The entries below are to be transcribed in full, without their images.

▸ **Material for this exercise**
'''

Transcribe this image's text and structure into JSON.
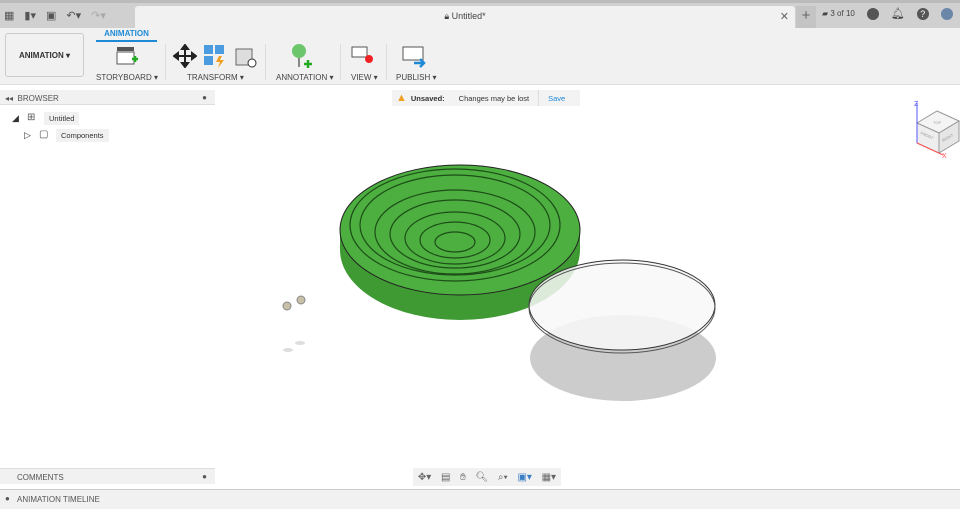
{
  "title_bar": {
    "document_title": "Untitled*",
    "job_status": "3 of 10"
  },
  "toolbar": {
    "workspace": "ANIMATION",
    "active_tab": "ANIMATION",
    "groups": [
      {
        "label": "STORYBOARD ▾"
      },
      {
        "label": "TRANSFORM ▾"
      },
      {
        "label": "ANNOTATION ▾"
      },
      {
        "label": "VIEW ▾"
      },
      {
        "label": "PUBLISH ▾"
      }
    ]
  },
  "browser": {
    "header": "BROWSER",
    "root": "Untitled",
    "child": "Components"
  },
  "notice": {
    "label": "Unsaved:",
    "message": "Changes may be lost",
    "save": "Save"
  },
  "viewcube": {
    "top": "TOP",
    "front": "FRONT",
    "right": "RIGHT",
    "z": "Z",
    "x": "X"
  },
  "comments": {
    "label": "COMMENTS"
  },
  "timeline": {
    "label": "ANIMATION TIMELINE"
  },
  "colors": {
    "accent": "#1e8ad6",
    "model": "#4caf3f"
  }
}
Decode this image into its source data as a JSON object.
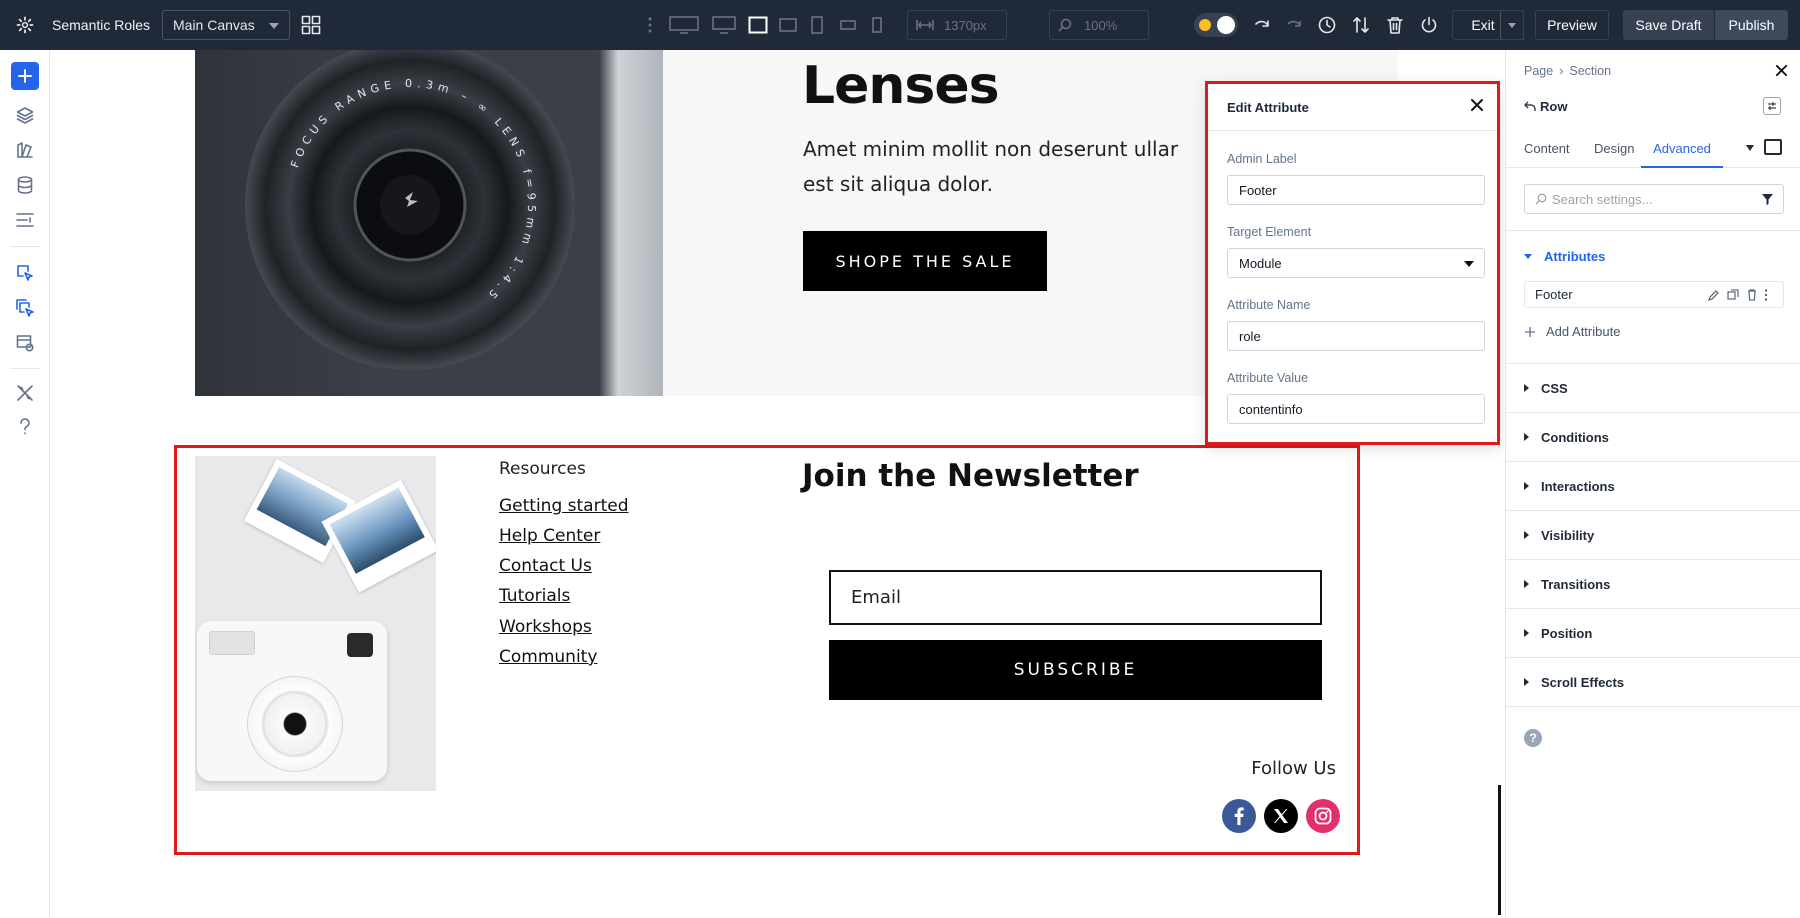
{
  "topbar": {
    "title": "Semantic Roles",
    "canvas_select": "Main Canvas",
    "width_value": "1370px",
    "zoom_value": "100%",
    "exit_label": "Exit",
    "preview_label": "Preview",
    "save_draft_label": "Save Draft",
    "publish_label": "Publish"
  },
  "hero": {
    "heading": "Lenses",
    "body_line1": "Amet minim mollit non deserunt ullar",
    "body_line2": "est sit aliqua dolor.",
    "cta_label": "SHOPE THE SALE",
    "lens_ring_text": "FOCUS RANGE 0.3m – ∞  LENS f=95mm 1:4.5"
  },
  "footer": {
    "resources_heading": "Resources",
    "links": [
      "Getting started",
      "Help Center",
      "Contact Us",
      "Tutorials",
      "Workshops",
      "Community"
    ],
    "newsletter_heading": "Join the Newsletter",
    "email_placeholder": "Email",
    "subscribe_label": "SUBSCRIBE",
    "follow_label": "Follow Us"
  },
  "edit_attribute": {
    "title": "Edit Attribute",
    "admin_label_label": "Admin Label",
    "admin_label_value": "Footer",
    "target_element_label": "Target Element",
    "target_element_value": "Module",
    "attribute_name_label": "Attribute Name",
    "attribute_name_value": "role",
    "attribute_value_label": "Attribute Value",
    "attribute_value_value": "contentinfo"
  },
  "panel": {
    "breadcrumb_page": "Page",
    "breadcrumb_sep": "›",
    "breadcrumb_section": "Section",
    "element_name": "Row",
    "tabs": [
      "Content",
      "Design",
      "Advanced"
    ],
    "active_tab": "Advanced",
    "search_placeholder": "Search settings...",
    "attributes_heading": "Attributes",
    "attribute_item": "Footer",
    "add_attribute_label": "Add Attribute",
    "sections": [
      "CSS",
      "Conditions",
      "Interactions",
      "Visibility",
      "Transitions",
      "Position",
      "Scroll Effects"
    ]
  },
  "colors": {
    "accent_blue": "#2563eb",
    "highlight_red": "#dc1c1c",
    "topbar_bg": "#1f2937",
    "facebook": "#3b5998",
    "instagram": "#e1306c"
  }
}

'''

▸ **Complete answer**
Transcribe this image's text and structure into JSON.
{
  "title_bar": {
    "document_title": "Untitled*",
    "job_status": "3 of 10"
  },
  "toolbar": {
    "workspace": "ANIMATION",
    "active_tab": "ANIMATION",
    "groups": [
      {
        "label": "STORYBOARD ▾"
      },
      {
        "label": "TRANSFORM ▾"
      },
      {
        "label": "ANNOTATION ▾"
      },
      {
        "label": "VIEW ▾"
      },
      {
        "label": "PUBLISH ▾"
      }
    ]
  },
  "browser": {
    "header": "BROWSER",
    "root": "Untitled",
    "child": "Components"
  },
  "notice": {
    "label": "Unsaved:",
    "message": "Changes may be lost",
    "save": "Save"
  },
  "viewcube": {
    "top": "TOP",
    "front": "FRONT",
    "right": "RIGHT",
    "z": "Z",
    "x": "X"
  },
  "comments": {
    "label": "COMMENTS"
  },
  "timeline": {
    "label": "ANIMATION TIMELINE"
  },
  "colors": {
    "accent": "#1e8ad6",
    "model": "#4caf3f"
  }
}
Decode this image into its source data as a JSON object.
{
  "topbar": {
    "title": "Semantic Roles",
    "canvas_select": "Main Canvas",
    "width_value": "1370px",
    "zoom_value": "100%",
    "exit_label": "Exit",
    "preview_label": "Preview",
    "save_draft_label": "Save Draft",
    "publish_label": "Publish"
  },
  "hero": {
    "heading": "Lenses",
    "body_line1": "Amet minim mollit non deserunt ullar",
    "body_line2": "est sit aliqua dolor.",
    "cta_label": "SHOPE THE SALE",
    "lens_ring_text": "FOCUS RANGE 0.3m – ∞  LENS f=95mm 1:4.5"
  },
  "footer": {
    "resources_heading": "Resources",
    "links": [
      "Getting started",
      "Help Center",
      "Contact Us",
      "Tutorials",
      "Workshops",
      "Community"
    ],
    "newsletter_heading": "Join the Newsletter",
    "email_placeholder": "Email",
    "subscribe_label": "SUBSCRIBE",
    "follow_label": "Follow Us"
  },
  "edit_attribute": {
    "title": "Edit Attribute",
    "admin_label_label": "Admin Label",
    "admin_label_value": "Footer",
    "target_element_label": "Target Element",
    "target_element_value": "Module",
    "attribute_name_label": "Attribute Name",
    "attribute_name_value": "role",
    "attribute_value_label": "Attribute Value",
    "attribute_value_value": "contentinfo"
  },
  "panel": {
    "breadcrumb_page": "Page",
    "breadcrumb_sep": "›",
    "breadcrumb_section": "Section",
    "element_name": "Row",
    "tabs": [
      "Content",
      "Design",
      "Advanced"
    ],
    "active_tab": "Advanced",
    "search_placeholder": "Search settings...",
    "attributes_heading": "Attributes",
    "attribute_item": "Footer",
    "add_attribute_label": "Add Attribute",
    "sections": [
      "CSS",
      "Conditions",
      "Interactions",
      "Visibility",
      "Transitions",
      "Position",
      "Scroll Effects"
    ]
  },
  "colors": {
    "accent_blue": "#2563eb",
    "highlight_red": "#dc1c1c",
    "topbar_bg": "#1f2937",
    "facebook": "#3b5998",
    "instagram": "#e1306c"
  }
}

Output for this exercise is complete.